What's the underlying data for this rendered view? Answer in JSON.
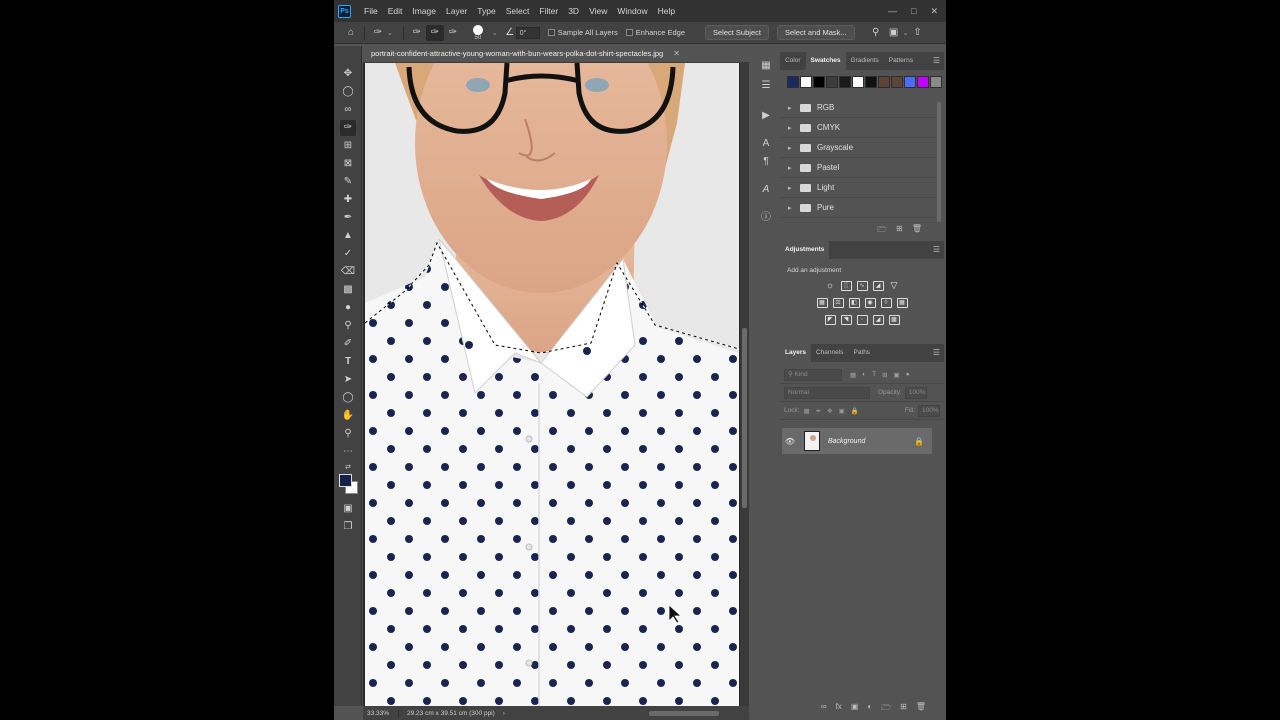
{
  "app": {
    "logo": "Ps",
    "menu": [
      "File",
      "Edit",
      "Image",
      "Layer",
      "Type",
      "Select",
      "Filter",
      "3D",
      "View",
      "Window",
      "Help"
    ]
  },
  "options": {
    "brush_size": "50",
    "angle": "0°",
    "sample_all_layers": "Sample All Layers",
    "enhance_edge": "Enhance Edge",
    "select_subject": "Select Subject",
    "select_and_mask": "Select and Mask..."
  },
  "document": {
    "tab_title": "portrait-confident-attractive-young-woman-with-bun-wears-polka-dot-shirt-spectacles.jpg",
    "zoom": "33.33%",
    "info": "29.23 cm x 39.51 cm (300 ppi)"
  },
  "colors": {
    "foreground": "#14224a",
    "background": "#ffffff"
  },
  "swatches_panel": {
    "tabs": [
      "Color",
      "Swatches",
      "Gradients",
      "Patterns"
    ],
    "active_tab": "Swatches",
    "recent": [
      "#1b2a5e",
      "#ffffff",
      "#000000",
      "#3c3c3c",
      "#1a1a1a",
      "#ffffff",
      "#111111",
      "#5a4636",
      "#5a4636",
      "#4a6cff",
      "#c400ff",
      "#8a8a8a"
    ],
    "folders": [
      "RGB",
      "CMYK",
      "Grayscale",
      "Pastel",
      "Light",
      "Pure"
    ]
  },
  "adjustments_panel": {
    "title": "Adjustments",
    "subtitle": "Add an adjustment"
  },
  "layers_panel": {
    "tabs": [
      "Layers",
      "Channels",
      "Paths"
    ],
    "active_tab": "Layers",
    "filter_placeholder": "Kind",
    "blend_mode": "Normal",
    "opacity_label": "Opacity:",
    "opacity": "100%",
    "lock_label": "Lock:",
    "fill_label": "Fill:",
    "fill": "100%",
    "layers": [
      {
        "name": "Background",
        "visible": true,
        "locked": true
      }
    ]
  }
}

———

• _Stated exercise_
Take the entries shown above and quote them verbatim, passing over the pictures.

• _Result of this exercise_
What's the underlying data for this rendered view? Answer in JSON.
{
  "app": {
    "logo": "Ps",
    "menu": [
      "File",
      "Edit",
      "Image",
      "Layer",
      "Type",
      "Select",
      "Filter",
      "3D",
      "View",
      "Window",
      "Help"
    ]
  },
  "options": {
    "brush_size": "50",
    "angle": "0°",
    "sample_all_layers": "Sample All Layers",
    "enhance_edge": "Enhance Edge",
    "select_subject": "Select Subject",
    "select_and_mask": "Select and Mask..."
  },
  "document": {
    "tab_title": "portrait-confident-attractive-young-woman-with-bun-wears-polka-dot-shirt-spectacles.jpg",
    "zoom": "33.33%",
    "info": "29.23 cm x 39.51 cm (300 ppi)"
  },
  "colors": {
    "foreground": "#14224a",
    "background": "#ffffff"
  },
  "swatches_panel": {
    "tabs": [
      "Color",
      "Swatches",
      "Gradients",
      "Patterns"
    ],
    "active_tab": "Swatches",
    "recent": [
      "#1b2a5e",
      "#ffffff",
      "#000000",
      "#3c3c3c",
      "#1a1a1a",
      "#ffffff",
      "#111111",
      "#5a4636",
      "#5a4636",
      "#4a6cff",
      "#c400ff",
      "#8a8a8a"
    ],
    "folders": [
      "RGB",
      "CMYK",
      "Grayscale",
      "Pastel",
      "Light",
      "Pure"
    ]
  },
  "adjustments_panel": {
    "title": "Adjustments",
    "subtitle": "Add an adjustment"
  },
  "layers_panel": {
    "tabs": [
      "Layers",
      "Channels",
      "Paths"
    ],
    "active_tab": "Layers",
    "filter_placeholder": "Kind",
    "blend_mode": "Normal",
    "opacity_label": "Opacity:",
    "opacity": "100%",
    "lock_label": "Lock:",
    "fill_label": "Fill:",
    "fill": "100%",
    "layers": [
      {
        "name": "Background",
        "visible": true,
        "locked": true
      }
    ]
  }
}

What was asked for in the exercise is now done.